Task requirements: Images do not belong in the copy. Retype all the entries below exactly.

Raw data:
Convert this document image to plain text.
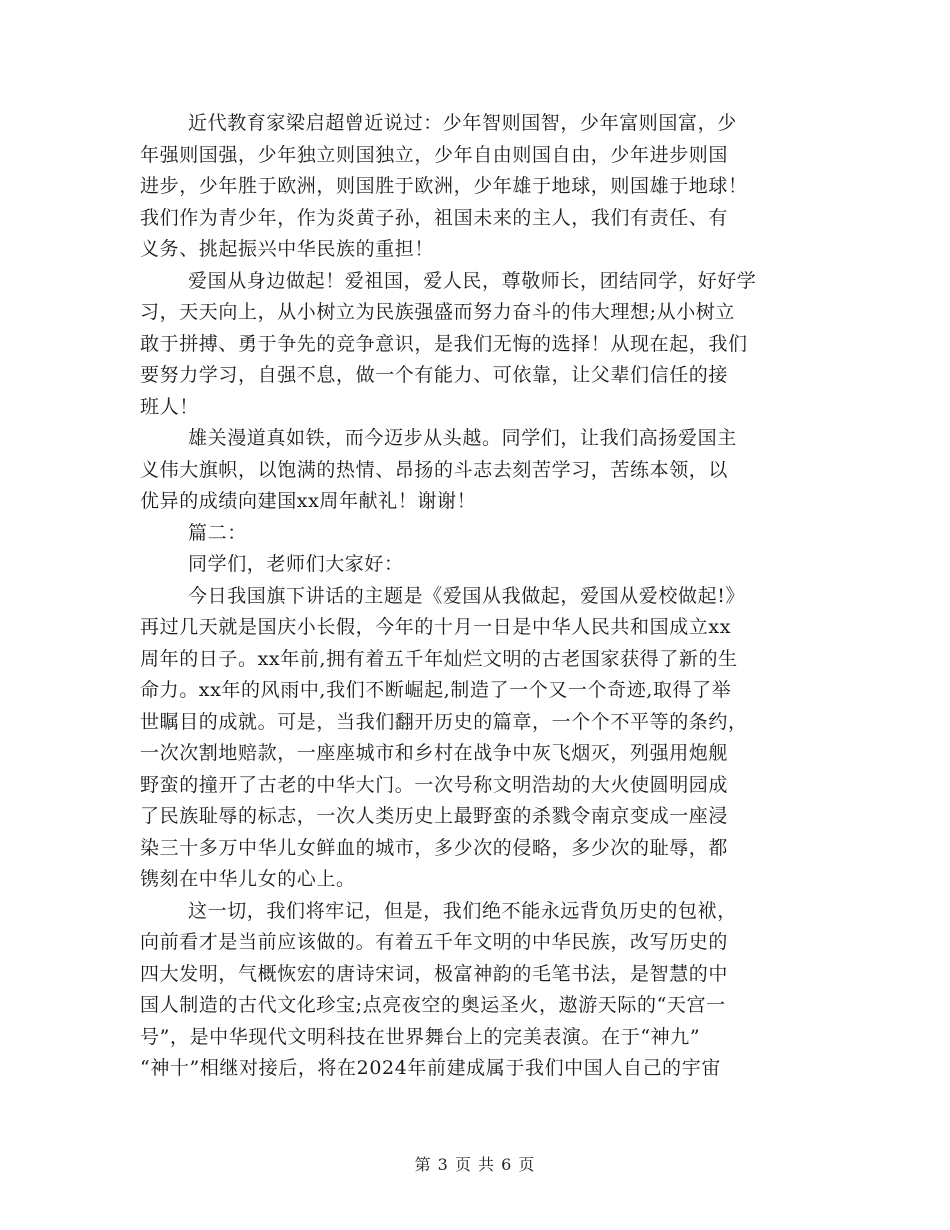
近代教育家梁启超曾近说过：少年智则国智，少年富则国富，少
年强则国强，少年独立则国独立，少年自由则国自由，少年进步则国
进步，少年胜于欧洲，则国胜于欧洲，少年雄于地球，则国雄于地球！
我们作为青少年，作为炎黄子孙，祖国未来的主人，我们有责任、有
义务、挑起振兴中华民族的重担！
爱国从身边做起！爱祖国，爱人民，尊敬师长，团结同学，好好学
习，天天向上，从小树立为民族强盛而努力奋斗的伟大理想;从小树立
敢于拼搏、勇于争先的竞争意识，是我们无悔的选择！从现在起，我们
要努力学习，自强不息，做一个有能力、可依靠，让父辈们信任的接
班人！
雄关漫道真如铁，而今迈步从头越。同学们，让我们高扬爱国主
义伟大旗帜，以饱满的热情、昂扬的斗志去刻苦学习，苦练本领，以
优异的成绩向建国xx周年献礼！谢谢！
篇二：
同学们，老师们大家好：
今日我国旗下讲话的主题是《爱国从我做起，爱国从爱校做起!》
再过几天就是国庆小长假，今年的十月一日是中华人民共和国成立xx
周年的日子。xx年前,拥有着五千年灿烂文明的古老国家获得了新的生
命力。xx年的风雨中,我们不断崛起,制造了一个又一个奇迹,取得了举
世瞩目的成就。可是，当我们翻开历史的篇章，一个个不平等的条约，
一次次割地赔款，一座座城市和乡村在战争中灰飞烟灭，列强用炮舰
野蛮的撞开了古老的中华大门。一次号称文明浩劫的大火使圆明园成
了民族耻辱的标志，一次人类历史上最野蛮的杀戮令南京变成一座浸
染三十多万中华儿女鲜血的城市，多少次的侵略，多少次的耻辱，都
镌刻在中华儿女的心上。
这一切，我们将牢记，但是，我们绝不能永远背负历史的包袱，
向前看才是当前应该做的。有着五千年文明的中华民族，改写历史的
四大发明，气概恢宏的唐诗宋词，极富神韵的毛笔书法，是智慧的中
国人制造的古代文化珍宝;点亮夜空的奥运圣火，遨游天际的“天宫一
号”，是中华现代文明科技在世界舞台上的完美表演。在于“神九”
“神十”相继对接后，将在2024年前建成属于我们中国人自己的宇宙
第 3 页 共 6 页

Exercise output:
Convert this document image to plain text.
近代教育家梁启超曾近说过：少年智则国智，少年富则国富，少
年强则国强，少年独立则国独立，少年自由则国自由，少年进步则国
进步，少年胜于欧洲，则国胜于欧洲，少年雄于地球，则国雄于地球！
我们作为青少年，作为炎黄子孙，祖国未来的主人，我们有责任、有
义务、挑起振兴中华民族的重担！
爱国从身边做起！爱祖国，爱人民，尊敬师长，团结同学，好好学
习，天天向上，从小树立为民族强盛而努力奋斗的伟大理想;从小树立
敢于拼搏、勇于争先的竞争意识，是我们无悔的选择！从现在起，我们
要努力学习，自强不息，做一个有能力、可依靠，让父辈们信任的接
班人！
雄关漫道真如铁，而今迈步从头越。同学们，让我们高扬爱国主
义伟大旗帜，以饱满的热情、昂扬的斗志去刻苦学习，苦练本领，以
优异的成绩向建国xx周年献礼！谢谢！
篇二：
同学们，老师们大家好：
今日我国旗下讲话的主题是《爱国从我做起，爱国从爱校做起!》
再过几天就是国庆小长假，今年的十月一日是中华人民共和国成立xx
周年的日子。xx年前,拥有着五千年灿烂文明的古老国家获得了新的生
命力。xx年的风雨中,我们不断崛起,制造了一个又一个奇迹,取得了举
世瞩目的成就。可是，当我们翻开历史的篇章，一个个不平等的条约，
一次次割地赔款，一座座城市和乡村在战争中灰飞烟灭，列强用炮舰
野蛮的撞开了古老的中华大门。一次号称文明浩劫的大火使圆明园成
了民族耻辱的标志，一次人类历史上最野蛮的杀戮令南京变成一座浸
染三十多万中华儿女鲜血的城市，多少次的侵略，多少次的耻辱，都
镌刻在中华儿女的心上。
这一切，我们将牢记，但是，我们绝不能永远背负历史的包袱，
向前看才是当前应该做的。有着五千年文明的中华民族，改写历史的
四大发明，气概恢宏的唐诗宋词，极富神韵的毛笔书法，是智慧的中
国人制造的古代文化珍宝;点亮夜空的奥运圣火，遨游天际的“天宫一
号”，是中华现代文明科技在世界舞台上的完美表演。在于“神九”
“神十”相继对接后，将在2024年前建成属于我们中国人自己的宇宙
第 3 页 共 6 页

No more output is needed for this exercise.